[Stored data entries]
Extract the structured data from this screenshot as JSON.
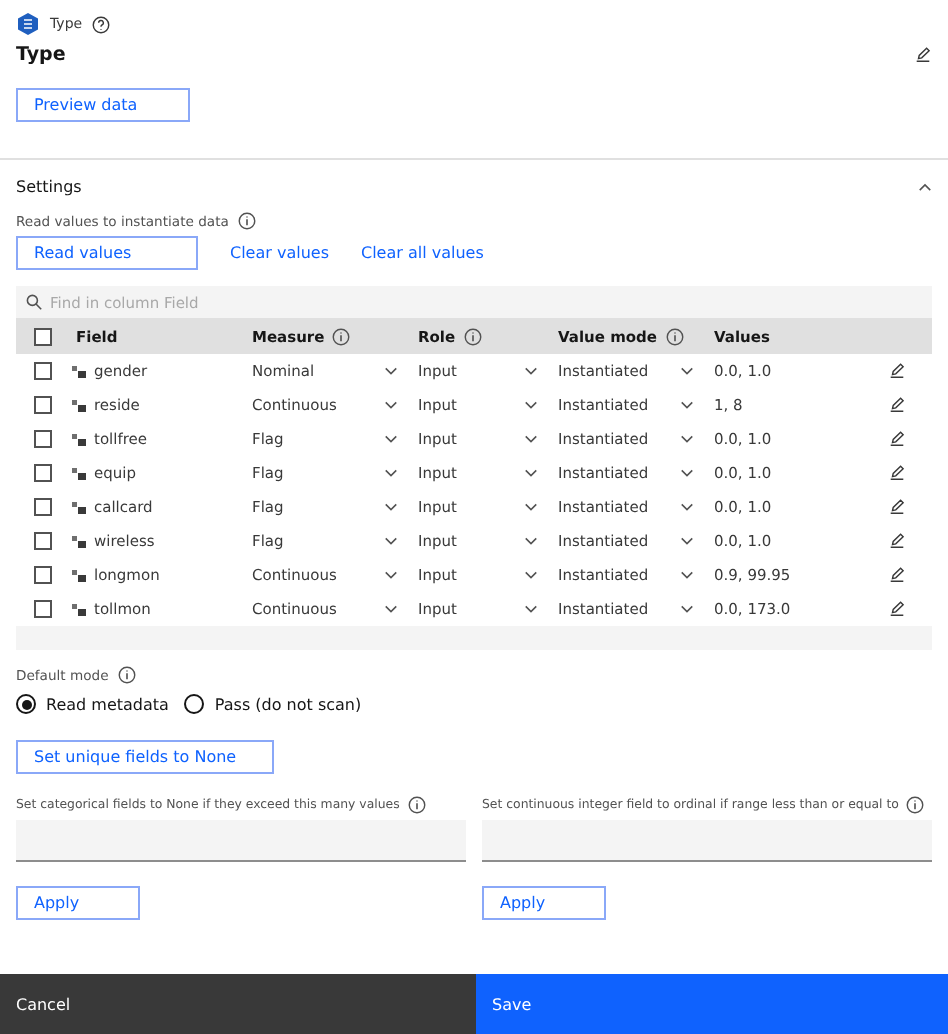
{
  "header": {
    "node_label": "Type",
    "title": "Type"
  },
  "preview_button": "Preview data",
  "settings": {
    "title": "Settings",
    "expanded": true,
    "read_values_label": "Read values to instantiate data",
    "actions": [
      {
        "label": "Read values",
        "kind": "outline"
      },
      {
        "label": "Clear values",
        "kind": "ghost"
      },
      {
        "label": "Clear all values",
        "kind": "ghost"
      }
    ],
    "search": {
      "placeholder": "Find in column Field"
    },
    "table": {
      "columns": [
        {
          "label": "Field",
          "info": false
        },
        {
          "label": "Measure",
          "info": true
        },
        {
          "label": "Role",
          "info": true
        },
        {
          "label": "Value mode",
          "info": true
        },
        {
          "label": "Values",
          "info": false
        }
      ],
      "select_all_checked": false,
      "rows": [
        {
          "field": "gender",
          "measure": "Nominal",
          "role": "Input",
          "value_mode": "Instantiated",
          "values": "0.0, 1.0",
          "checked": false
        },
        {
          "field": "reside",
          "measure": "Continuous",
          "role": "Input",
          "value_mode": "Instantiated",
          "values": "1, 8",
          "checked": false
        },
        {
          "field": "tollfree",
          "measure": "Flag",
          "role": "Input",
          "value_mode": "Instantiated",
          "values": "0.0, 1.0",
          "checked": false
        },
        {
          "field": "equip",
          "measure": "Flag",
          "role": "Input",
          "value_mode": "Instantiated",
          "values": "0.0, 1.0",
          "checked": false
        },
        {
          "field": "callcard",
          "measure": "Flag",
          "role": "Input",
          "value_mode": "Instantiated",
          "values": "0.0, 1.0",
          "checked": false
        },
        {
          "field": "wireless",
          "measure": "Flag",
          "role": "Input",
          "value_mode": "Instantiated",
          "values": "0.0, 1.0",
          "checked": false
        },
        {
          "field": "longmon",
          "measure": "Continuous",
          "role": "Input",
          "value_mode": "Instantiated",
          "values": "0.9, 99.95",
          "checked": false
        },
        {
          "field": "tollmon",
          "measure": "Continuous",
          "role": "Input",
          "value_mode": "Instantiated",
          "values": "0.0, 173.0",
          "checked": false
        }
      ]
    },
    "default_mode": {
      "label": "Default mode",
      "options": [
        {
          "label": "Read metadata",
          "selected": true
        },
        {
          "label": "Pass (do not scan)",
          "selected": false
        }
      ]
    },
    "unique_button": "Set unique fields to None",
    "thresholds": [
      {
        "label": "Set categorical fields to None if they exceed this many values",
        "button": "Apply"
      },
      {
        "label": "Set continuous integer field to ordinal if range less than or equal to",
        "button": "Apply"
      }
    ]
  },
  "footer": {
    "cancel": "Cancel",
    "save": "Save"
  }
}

:: What you need to do ::
Except for the pictures, copy the material above exactly.

:: Solution to the problem ::
Extract the structured data from this screenshot as JSON.
{
  "header": {
    "node_label": "Type",
    "title": "Type"
  },
  "preview_button": "Preview data",
  "settings": {
    "title": "Settings",
    "expanded": true,
    "read_values_label": "Read values to instantiate data",
    "actions": [
      {
        "label": "Read values",
        "kind": "outline"
      },
      {
        "label": "Clear values",
        "kind": "ghost"
      },
      {
        "label": "Clear all values",
        "kind": "ghost"
      }
    ],
    "search": {
      "placeholder": "Find in column Field"
    },
    "table": {
      "columns": [
        {
          "label": "Field",
          "info": false
        },
        {
          "label": "Measure",
          "info": true
        },
        {
          "label": "Role",
          "info": true
        },
        {
          "label": "Value mode",
          "info": true
        },
        {
          "label": "Values",
          "info": false
        }
      ],
      "select_all_checked": false,
      "rows": [
        {
          "field": "gender",
          "measure": "Nominal",
          "role": "Input",
          "value_mode": "Instantiated",
          "values": "0.0, 1.0",
          "checked": false
        },
        {
          "field": "reside",
          "measure": "Continuous",
          "role": "Input",
          "value_mode": "Instantiated",
          "values": "1, 8",
          "checked": false
        },
        {
          "field": "tollfree",
          "measure": "Flag",
          "role": "Input",
          "value_mode": "Instantiated",
          "values": "0.0, 1.0",
          "checked": false
        },
        {
          "field": "equip",
          "measure": "Flag",
          "role": "Input",
          "value_mode": "Instantiated",
          "values": "0.0, 1.0",
          "checked": false
        },
        {
          "field": "callcard",
          "measure": "Flag",
          "role": "Input",
          "value_mode": "Instantiated",
          "values": "0.0, 1.0",
          "checked": false
        },
        {
          "field": "wireless",
          "measure": "Flag",
          "role": "Input",
          "value_mode": "Instantiated",
          "values": "0.0, 1.0",
          "checked": false
        },
        {
          "field": "longmon",
          "measure": "Continuous",
          "role": "Input",
          "value_mode": "Instantiated",
          "values": "0.9, 99.95",
          "checked": false
        },
        {
          "field": "tollmon",
          "measure": "Continuous",
          "role": "Input",
          "value_mode": "Instantiated",
          "values": "0.0, 173.0",
          "checked": false
        }
      ]
    },
    "default_mode": {
      "label": "Default mode",
      "options": [
        {
          "label": "Read metadata",
          "selected": true
        },
        {
          "label": "Pass (do not scan)",
          "selected": false
        }
      ]
    },
    "unique_button": "Set unique fields to None",
    "thresholds": [
      {
        "label": "Set categorical fields to None if they exceed this many values",
        "button": "Apply"
      },
      {
        "label": "Set continuous integer field to ordinal if range less than or equal to",
        "button": "Apply"
      }
    ]
  },
  "footer": {
    "cancel": "Cancel",
    "save": "Save"
  }
}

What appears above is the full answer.